## What you should do:
In the entries below, count every line with the string "systems". State the count and nothing else.

## Dataset excerpts:

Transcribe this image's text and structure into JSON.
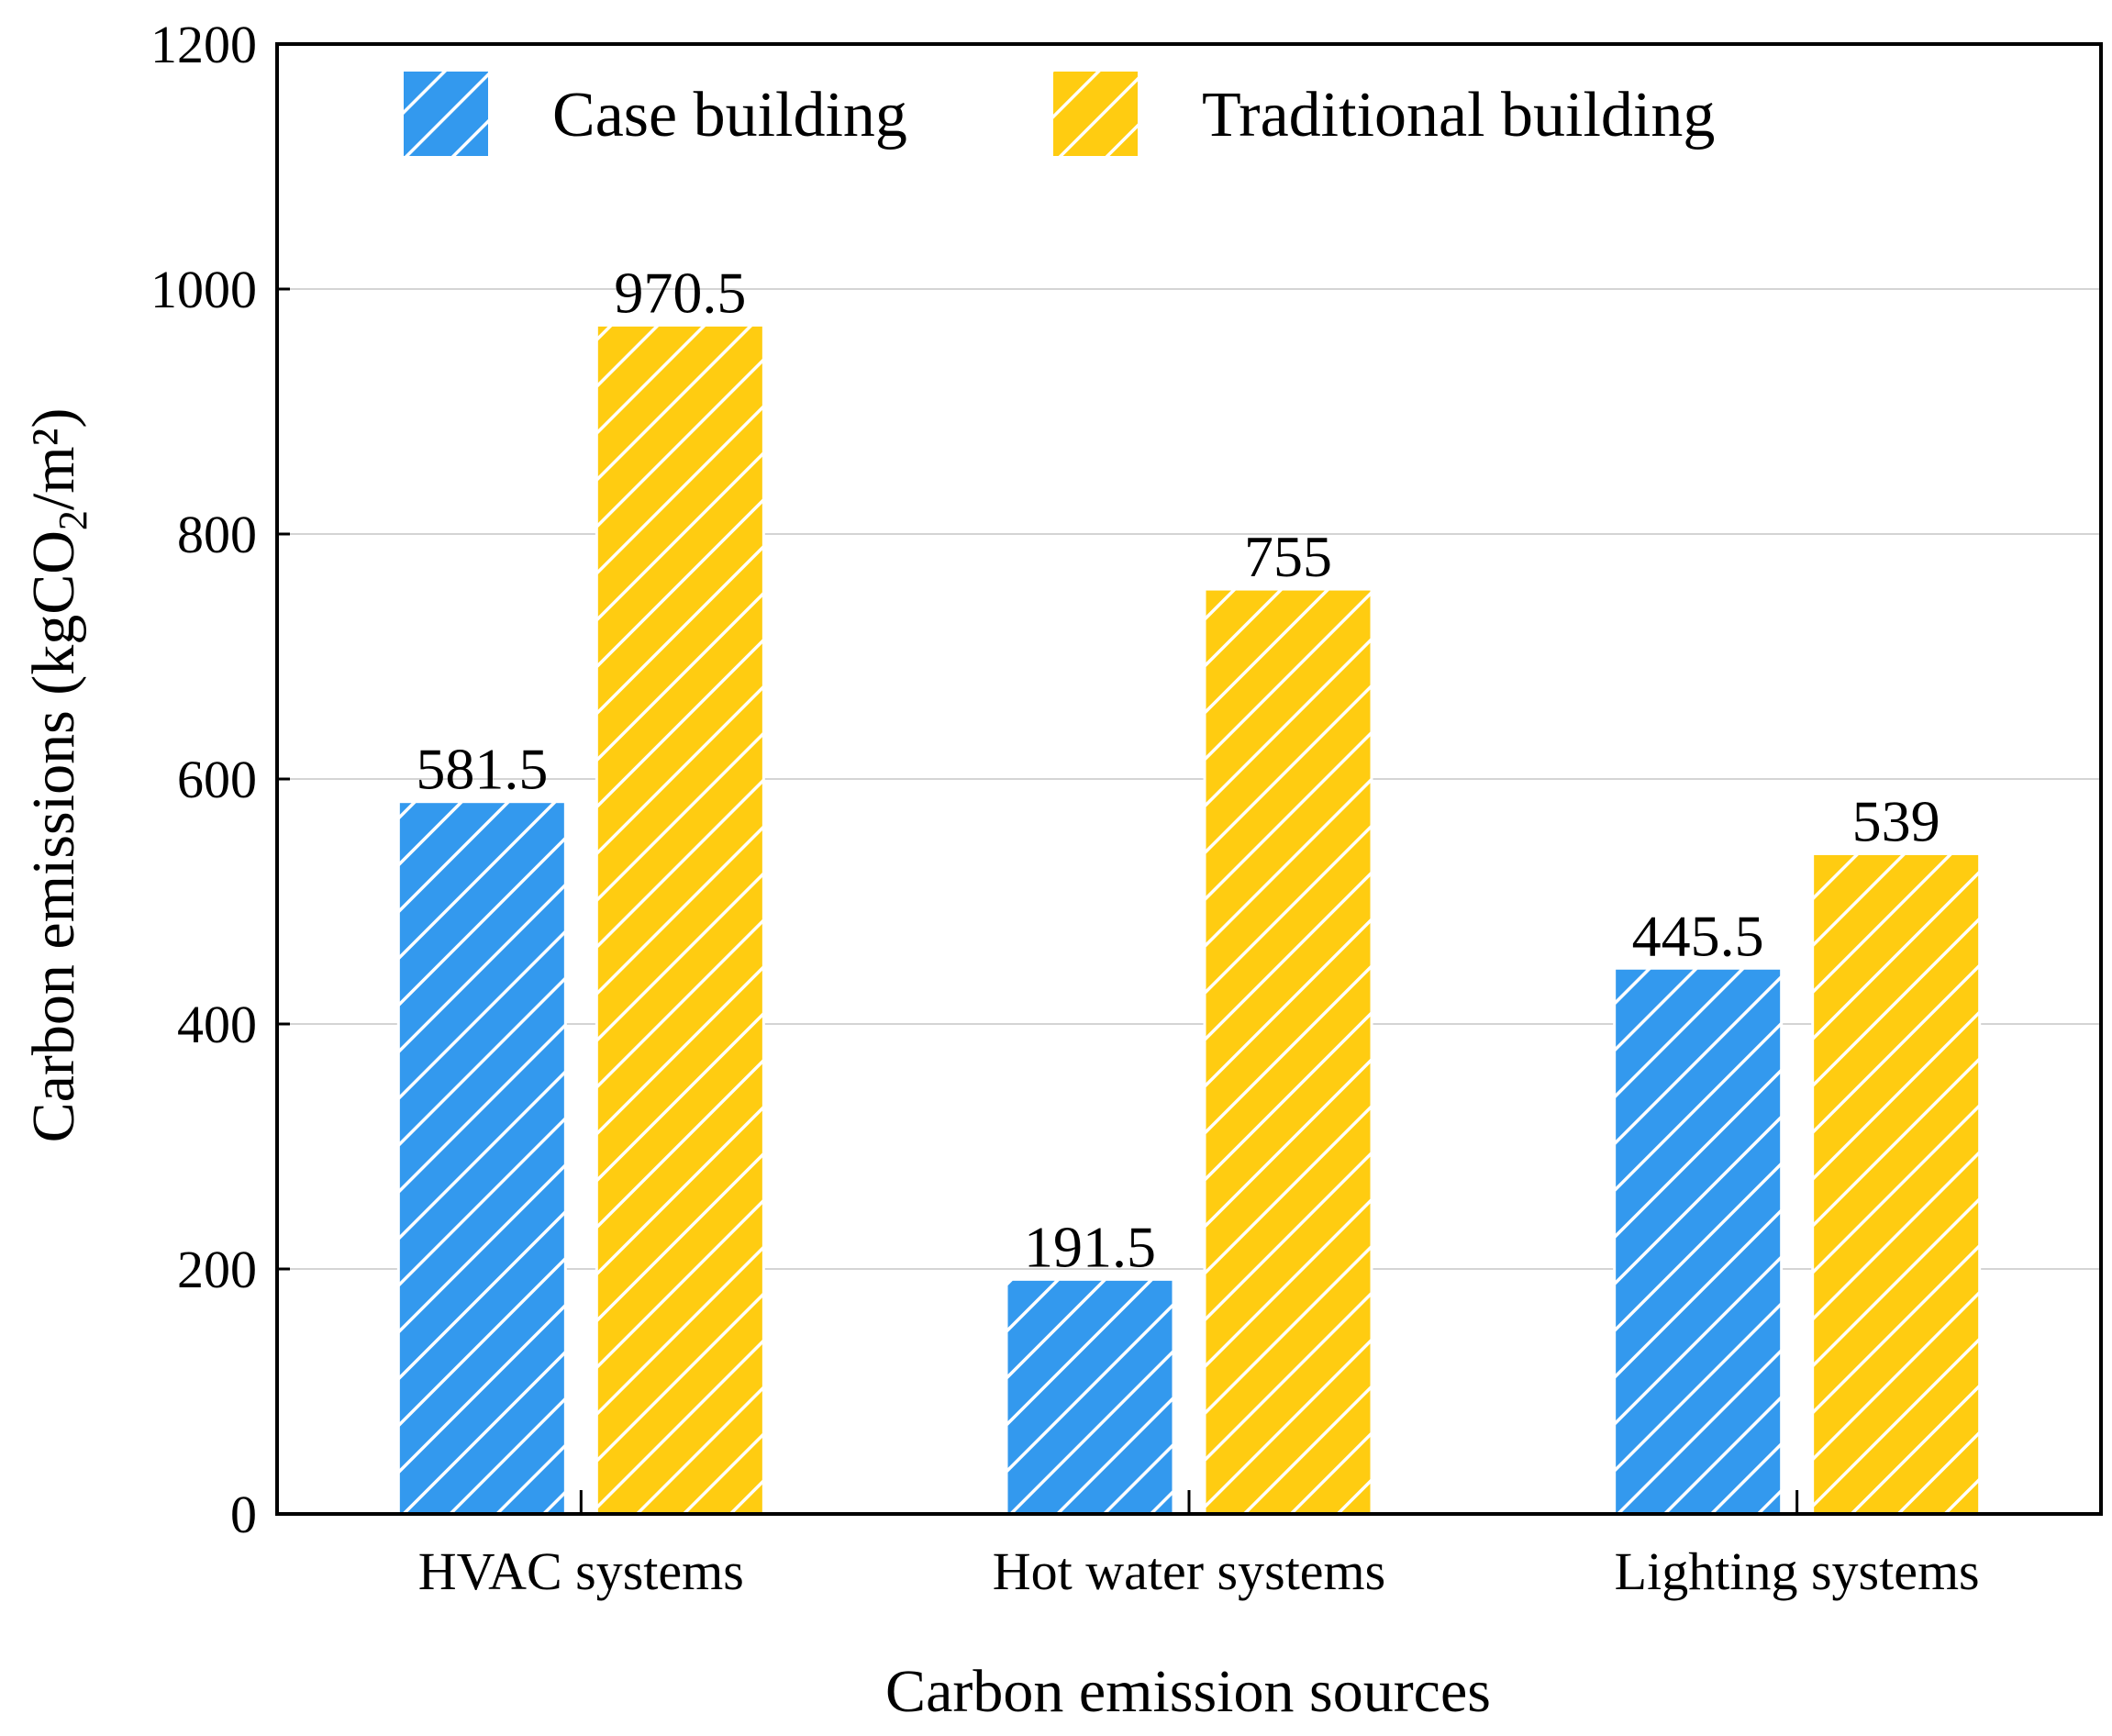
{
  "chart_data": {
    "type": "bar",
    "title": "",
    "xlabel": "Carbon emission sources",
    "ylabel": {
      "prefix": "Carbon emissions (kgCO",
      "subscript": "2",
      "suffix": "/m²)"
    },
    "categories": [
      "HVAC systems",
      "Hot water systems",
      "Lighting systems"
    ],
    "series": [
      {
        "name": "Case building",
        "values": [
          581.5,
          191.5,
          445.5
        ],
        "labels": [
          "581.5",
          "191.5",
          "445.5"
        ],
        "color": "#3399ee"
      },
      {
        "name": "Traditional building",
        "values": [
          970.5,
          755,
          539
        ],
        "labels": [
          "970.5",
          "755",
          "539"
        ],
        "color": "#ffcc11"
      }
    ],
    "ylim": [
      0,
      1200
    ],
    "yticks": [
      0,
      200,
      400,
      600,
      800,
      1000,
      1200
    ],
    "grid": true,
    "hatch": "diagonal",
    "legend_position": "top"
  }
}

--

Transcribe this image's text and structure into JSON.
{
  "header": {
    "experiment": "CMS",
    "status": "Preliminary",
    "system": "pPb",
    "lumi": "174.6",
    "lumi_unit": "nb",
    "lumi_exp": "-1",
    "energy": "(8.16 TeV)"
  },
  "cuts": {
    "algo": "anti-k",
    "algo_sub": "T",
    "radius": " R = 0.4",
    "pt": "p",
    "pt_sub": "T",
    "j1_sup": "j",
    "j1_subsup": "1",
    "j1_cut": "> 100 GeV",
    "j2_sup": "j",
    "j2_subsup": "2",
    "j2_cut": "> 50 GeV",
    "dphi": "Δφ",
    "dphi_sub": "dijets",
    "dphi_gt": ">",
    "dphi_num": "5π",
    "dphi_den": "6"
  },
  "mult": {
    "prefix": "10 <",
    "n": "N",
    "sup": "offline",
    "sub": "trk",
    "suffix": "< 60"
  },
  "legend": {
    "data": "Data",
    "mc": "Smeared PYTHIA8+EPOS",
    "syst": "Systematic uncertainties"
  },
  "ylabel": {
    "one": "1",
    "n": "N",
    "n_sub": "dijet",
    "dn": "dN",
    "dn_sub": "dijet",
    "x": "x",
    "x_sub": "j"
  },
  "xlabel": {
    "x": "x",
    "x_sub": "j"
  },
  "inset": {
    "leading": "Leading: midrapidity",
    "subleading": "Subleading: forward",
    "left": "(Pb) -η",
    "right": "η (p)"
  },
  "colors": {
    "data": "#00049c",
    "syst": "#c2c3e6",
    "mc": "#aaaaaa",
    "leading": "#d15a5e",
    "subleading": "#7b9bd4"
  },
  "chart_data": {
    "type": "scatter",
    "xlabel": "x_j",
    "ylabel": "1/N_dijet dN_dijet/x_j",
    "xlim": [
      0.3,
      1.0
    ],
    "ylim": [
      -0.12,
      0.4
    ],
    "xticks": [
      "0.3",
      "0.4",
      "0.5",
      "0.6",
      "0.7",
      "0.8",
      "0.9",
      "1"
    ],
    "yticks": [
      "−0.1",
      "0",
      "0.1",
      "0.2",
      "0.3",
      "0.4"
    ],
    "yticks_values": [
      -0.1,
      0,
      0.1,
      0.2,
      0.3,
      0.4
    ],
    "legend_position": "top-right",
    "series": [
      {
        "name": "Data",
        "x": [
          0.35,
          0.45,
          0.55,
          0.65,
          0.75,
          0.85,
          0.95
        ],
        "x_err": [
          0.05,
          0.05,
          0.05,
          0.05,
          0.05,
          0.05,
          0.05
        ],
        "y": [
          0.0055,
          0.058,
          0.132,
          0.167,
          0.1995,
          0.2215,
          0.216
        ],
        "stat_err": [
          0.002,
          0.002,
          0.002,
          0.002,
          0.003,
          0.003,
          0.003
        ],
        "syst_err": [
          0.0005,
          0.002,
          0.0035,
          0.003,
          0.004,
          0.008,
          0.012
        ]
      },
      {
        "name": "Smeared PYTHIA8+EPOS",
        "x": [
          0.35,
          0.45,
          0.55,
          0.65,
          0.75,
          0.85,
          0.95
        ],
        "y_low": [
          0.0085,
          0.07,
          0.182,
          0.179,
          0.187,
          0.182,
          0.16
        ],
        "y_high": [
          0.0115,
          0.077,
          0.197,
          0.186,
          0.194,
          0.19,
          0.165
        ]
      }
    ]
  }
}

## Written answer:
3